### INPUT DATA
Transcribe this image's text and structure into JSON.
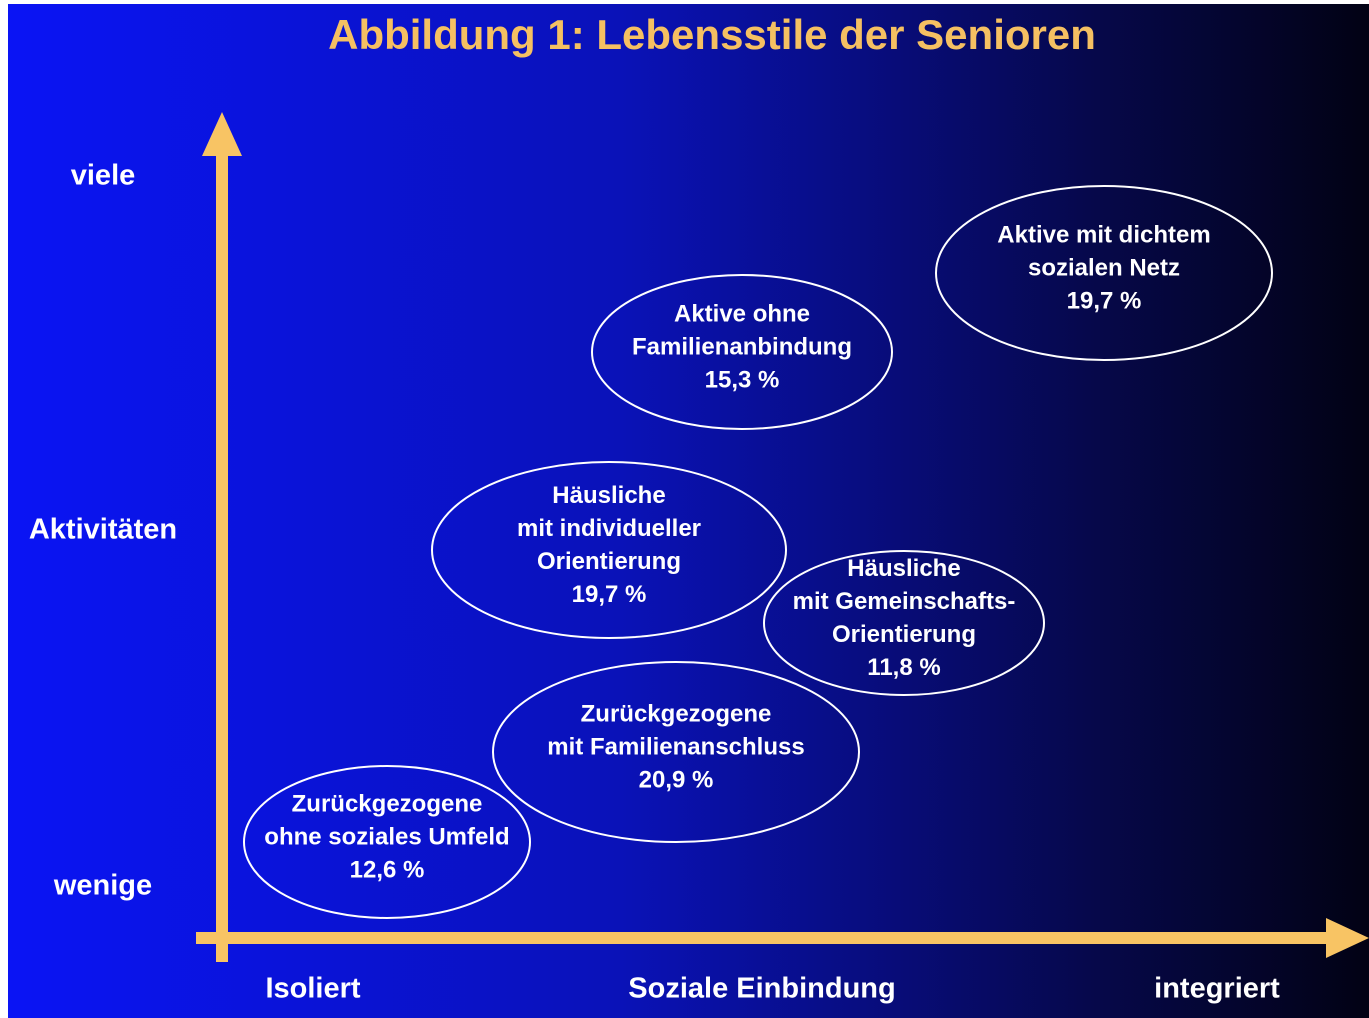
{
  "title": "Abbildung 1: Lebensstile der Senioren",
  "y_axis": {
    "top": "viele",
    "middle": "Aktivitäten",
    "bottom": "wenige"
  },
  "x_axis": {
    "left": "Isoliert",
    "middle": "Soziale Einbindung",
    "right": "integriert"
  },
  "nodes": [
    {
      "lines": [
        "Aktive mit dichtem",
        "sozialen Netz"
      ],
      "share": "19,7 %"
    },
    {
      "lines": [
        "Aktive ohne",
        "Familienanbindung"
      ],
      "share": "15,3 %"
    },
    {
      "lines": [
        "Häusliche",
        "mit individueller",
        "Orientierung"
      ],
      "share": "19,7 %"
    },
    {
      "lines": [
        "Häusliche",
        "mit Gemeinschafts-",
        "Orientierung"
      ],
      "share": "11,8 %"
    },
    {
      "lines": [
        "Zurückgezogene",
        "mit Familienanschluss"
      ],
      "share": "20,9 %"
    },
    {
      "lines": [
        "Zurückgezogene",
        "ohne soziales Umfeld"
      ],
      "share": "12,6 %"
    }
  ]
}
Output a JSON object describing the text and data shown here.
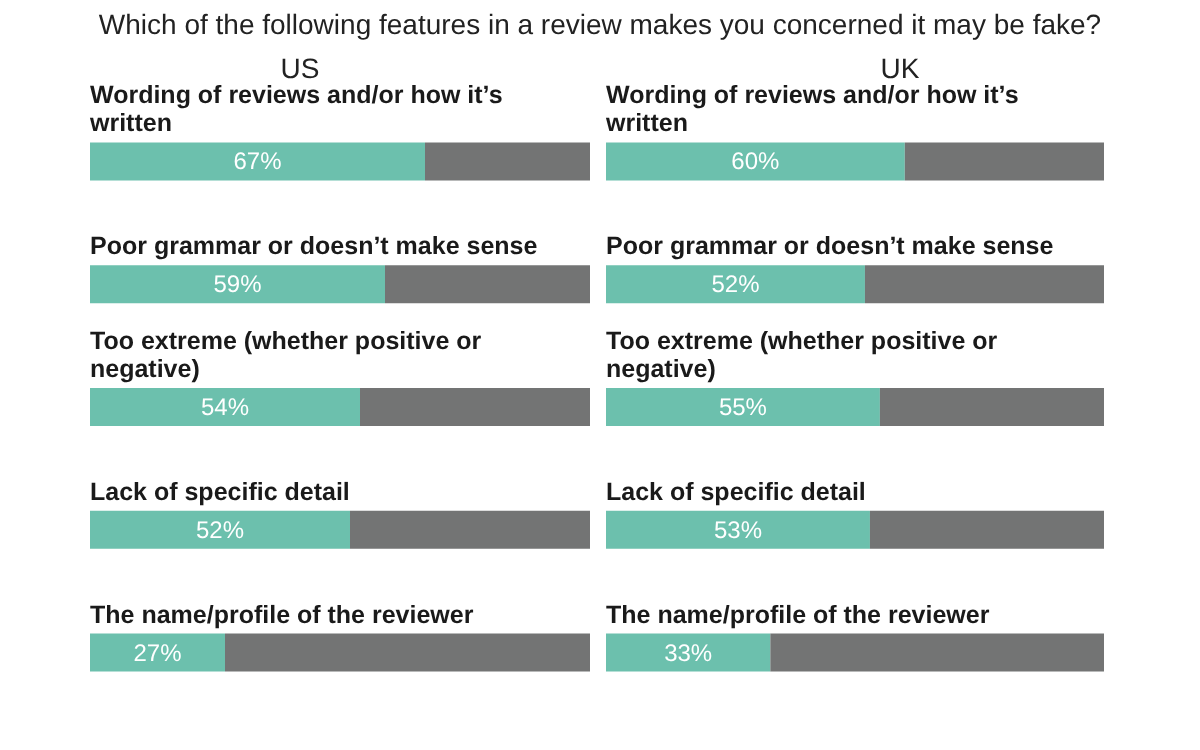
{
  "chart_data": [
    {
      "type": "bar",
      "title": "Which of the following features in a review makes you concerned it may be fake?",
      "subtitle": "US",
      "orientation": "horizontal",
      "stacked": true,
      "xlim": [
        0,
        100
      ],
      "tick_labels": false,
      "categories": [
        "Wording of reviews and/or how it’s written",
        "Poor grammar or doesn’t make sense",
        "Too extreme (whether positive or negative)",
        "Lack of specific detail",
        "The name/profile of the reviewer"
      ],
      "series": [
        {
          "color": "#6cc0ad",
          "values": [
            67,
            59,
            54,
            52,
            27
          ],
          "value_labels": [
            "67%",
            "59%",
            "54%",
            "52%",
            "27%"
          ]
        },
        {
          "color": "#737474",
          "values": [
            33,
            41,
            46,
            48,
            73
          ]
        }
      ]
    },
    {
      "type": "bar",
      "subtitle": "UK",
      "orientation": "horizontal",
      "stacked": true,
      "xlim": [
        0,
        100
      ],
      "tick_labels": false,
      "categories": [
        "Wording of reviews and/or how it’s written",
        "Poor grammar or doesn’t make sense",
        "Too extreme (whether positive or negative)",
        "Lack of specific detail",
        "The name/profile of the reviewer"
      ],
      "series": [
        {
          "color": "#6cc0ad",
          "values": [
            60,
            52,
            55,
            53,
            33
          ],
          "value_labels": [
            "60%",
            "52%",
            "55%",
            "53%",
            "33%"
          ]
        },
        {
          "color": "#737474",
          "values": [
            40,
            48,
            45,
            47,
            67
          ]
        }
      ]
    }
  ]
}
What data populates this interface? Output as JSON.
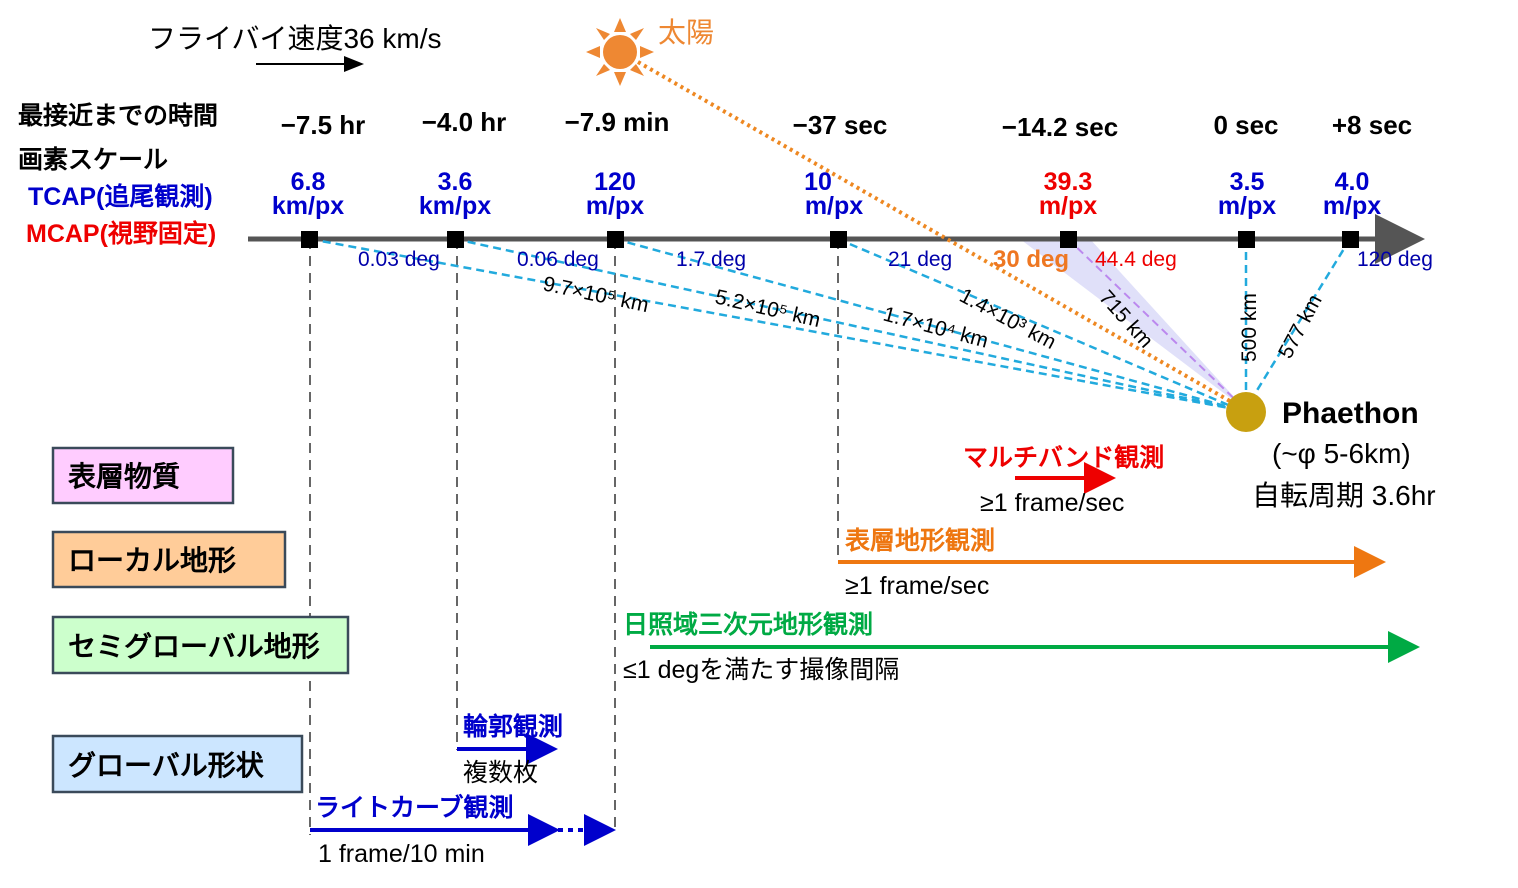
{
  "header": {
    "flyby_speed": "フライバイ速度36 km/s",
    "sun_label": "太陽"
  },
  "row_labels": {
    "time": "最接近までの時間",
    "scale": "画素スケール",
    "tcap": "TCAP(追尾観測)",
    "mcap": "MCAP(視野固定)"
  },
  "timeline": [
    {
      "time": "−7.5 hr",
      "scale_value": "6.8",
      "scale_unit": "km/px"
    },
    {
      "time": "−4.0 hr",
      "scale_value": "3.6",
      "scale_unit": "km/px"
    },
    {
      "time": "−7.9 min",
      "scale_value": "120",
      "scale_unit": "m/px"
    },
    {
      "time": "−37 sec",
      "scale_value": "10",
      "scale_unit": "m/px"
    },
    {
      "time": "−14.2 sec",
      "scale_value": "39.3",
      "scale_unit": "m/px"
    },
    {
      "time": "0 sec",
      "scale_value": "3.5",
      "scale_unit": "m/px"
    },
    {
      "time": "+8 sec",
      "scale_value": "4.0",
      "scale_unit": "m/px"
    }
  ],
  "angles": [
    "0.03 deg",
    "0.06 deg",
    "1.7 deg",
    "21 deg",
    "30 deg",
    "44.4 deg",
    "120 deg"
  ],
  "distances": [
    "9.7×10⁵ km",
    "5.2×10⁵ km",
    "1.7×10⁴ km",
    "1.4×10³ km",
    "715 km",
    "500 km",
    "577 km"
  ],
  "target": {
    "name": "Phaethon",
    "size": "(~φ 5-6km)",
    "rotation": "自転周期 3.6hr"
  },
  "categories": [
    "表層物質",
    "ローカル地形",
    "セミグローバル地形",
    "グローバル形状"
  ],
  "observations": {
    "multiband": {
      "label": "マルチバンド観測",
      "rate": "≥1 frame/sec"
    },
    "surface": {
      "label": "表層地形観測",
      "rate": "≥1 frame/sec"
    },
    "sunlit": {
      "label": "日照域三次元地形観測",
      "rate": "≤1 degを満たす撮像間隔"
    },
    "contour": {
      "label": "輪郭観測",
      "rate": "複数枚"
    },
    "lightcurve": {
      "label": "ライトカーブ観測",
      "rate": "1 frame/10 min"
    }
  },
  "colors": {
    "blue": "#0000cc",
    "red": "#ee0000",
    "orange": "#ee7711",
    "green": "#00aa44",
    "cyan": "#22aadd"
  }
}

### GIVEN INSTRUCTION
Reproduce each line word for word and drop the pictures.

### WRITTEN RESPONSE
Transcribe this image's text and structure into JSON.
{
  "title": "Abbildung 1: Lebensstile der Senioren",
  "y_axis": {
    "top": "viele",
    "middle": "Aktivitäten",
    "bottom": "wenige"
  },
  "x_axis": {
    "left": "Isoliert",
    "middle": "Soziale Einbindung",
    "right": "integriert"
  },
  "nodes": [
    {
      "lines": [
        "Aktive mit dichtem",
        "sozialen Netz"
      ],
      "share": "19,7 %"
    },
    {
      "lines": [
        "Aktive ohne",
        "Familienanbindung"
      ],
      "share": "15,3 %"
    },
    {
      "lines": [
        "Häusliche",
        "mit individueller",
        "Orientierung"
      ],
      "share": "19,7 %"
    },
    {
      "lines": [
        "Häusliche",
        "mit Gemeinschafts-",
        "Orientierung"
      ],
      "share": "11,8 %"
    },
    {
      "lines": [
        "Zurückgezogene",
        "mit Familienanschluss"
      ],
      "share": "20,9 %"
    },
    {
      "lines": [
        "Zurückgezogene",
        "ohne soziales Umfeld"
      ],
      "share": "12,6 %"
    }
  ]
}
Output a JSON object describing the text and data shown here.
{
  "chart_data": [
    {
      "type": "bar",
      "title": "Which of the following features in a review makes you concerned it may be fake?",
      "subtitle": "US",
      "orientation": "horizontal",
      "stacked": true,
      "xlim": [
        0,
        100
      ],
      "tick_labels": false,
      "categories": [
        "Wording of reviews and/or how it’s written",
        "Poor grammar or doesn’t make sense",
        "Too extreme (whether positive or negative)",
        "Lack of specific detail",
        "The name/profile of the reviewer"
      ],
      "series": [
        {
          "color": "#6cc0ad",
          "values": [
            67,
            59,
            54,
            52,
            27
          ],
          "value_labels": [
            "67%",
            "59%",
            "54%",
            "52%",
            "27%"
          ]
        },
        {
          "color": "#737474",
          "values": [
            33,
            41,
            46,
            48,
            73
          ]
        }
      ]
    },
    {
      "type": "bar",
      "subtitle": "UK",
      "orientation": "horizontal",
      "stacked": true,
      "xlim": [
        0,
        100
      ],
      "tick_labels": false,
      "categories": [
        "Wording of reviews and/or how it’s written",
        "Poor grammar or doesn’t make sense",
        "Too extreme (whether positive or negative)",
        "Lack of specific detail",
        "The name/profile of the reviewer"
      ],
      "series": [
        {
          "color": "#6cc0ad",
          "values": [
            60,
            52,
            55,
            53,
            33
          ],
          "value_labels": [
            "60%",
            "52%",
            "55%",
            "53%",
            "33%"
          ]
        },
        {
          "color": "#737474",
          "values": [
            40,
            48,
            45,
            47,
            67
          ]
        }
      ]
    }
  ]
}
What data populates this interface? Output as JSON.
{
  "header": {
    "flyby_speed": "フライバイ速度36 km/s",
    "sun_label": "太陽"
  },
  "row_labels": {
    "time": "最接近までの時間",
    "scale": "画素スケール",
    "tcap": "TCAP(追尾観測)",
    "mcap": "MCAP(視野固定)"
  },
  "timeline": [
    {
      "time": "−7.5 hr",
      "scale_value": "6.8",
      "scale_unit": "km/px"
    },
    {
      "time": "−4.0 hr",
      "scale_value": "3.6",
      "scale_unit": "km/px"
    },
    {
      "time": "−7.9 min",
      "scale_value": "120",
      "scale_unit": "m/px"
    },
    {
      "time": "−37 sec",
      "scale_value": "10",
      "scale_unit": "m/px"
    },
    {
      "time": "−14.2 sec",
      "scale_value": "39.3",
      "scale_unit": "m/px"
    },
    {
      "time": "0 sec",
      "scale_value": "3.5",
      "scale_unit": "m/px"
    },
    {
      "time": "+8 sec",
      "scale_value": "4.0",
      "scale_unit": "m/px"
    }
  ],
  "angles": [
    "0.03 deg",
    "0.06 deg",
    "1.7 deg",
    "21 deg",
    "30 deg",
    "44.4 deg",
    "120 deg"
  ],
  "distances": [
    "9.7×10⁵ km",
    "5.2×10⁵ km",
    "1.7×10⁴ km",
    "1.4×10³ km",
    "715 km",
    "500 km",
    "577 km"
  ],
  "target": {
    "name": "Phaethon",
    "size": "(~φ 5-6km)",
    "rotation": "自転周期 3.6hr"
  },
  "categories": [
    "表層物質",
    "ローカル地形",
    "セミグローバル地形",
    "グローバル形状"
  ],
  "observations": {
    "multiband": {
      "label": "マルチバンド観測",
      "rate": "≥1 frame/sec"
    },
    "surface": {
      "label": "表層地形観測",
      "rate": "≥1 frame/sec"
    },
    "sunlit": {
      "label": "日照域三次元地形観測",
      "rate": "≤1 degを満たす撮像間隔"
    },
    "contour": {
      "label": "輪郭観測",
      "rate": "複数枚"
    },
    "lightcurve": {
      "label": "ライトカーブ観測",
      "rate": "1 frame/10 min"
    }
  },
  "colors": {
    "blue": "#0000cc",
    "red": "#ee0000",
    "orange": "#ee7711",
    "green": "#00aa44",
    "cyan": "#22aadd"
  }
}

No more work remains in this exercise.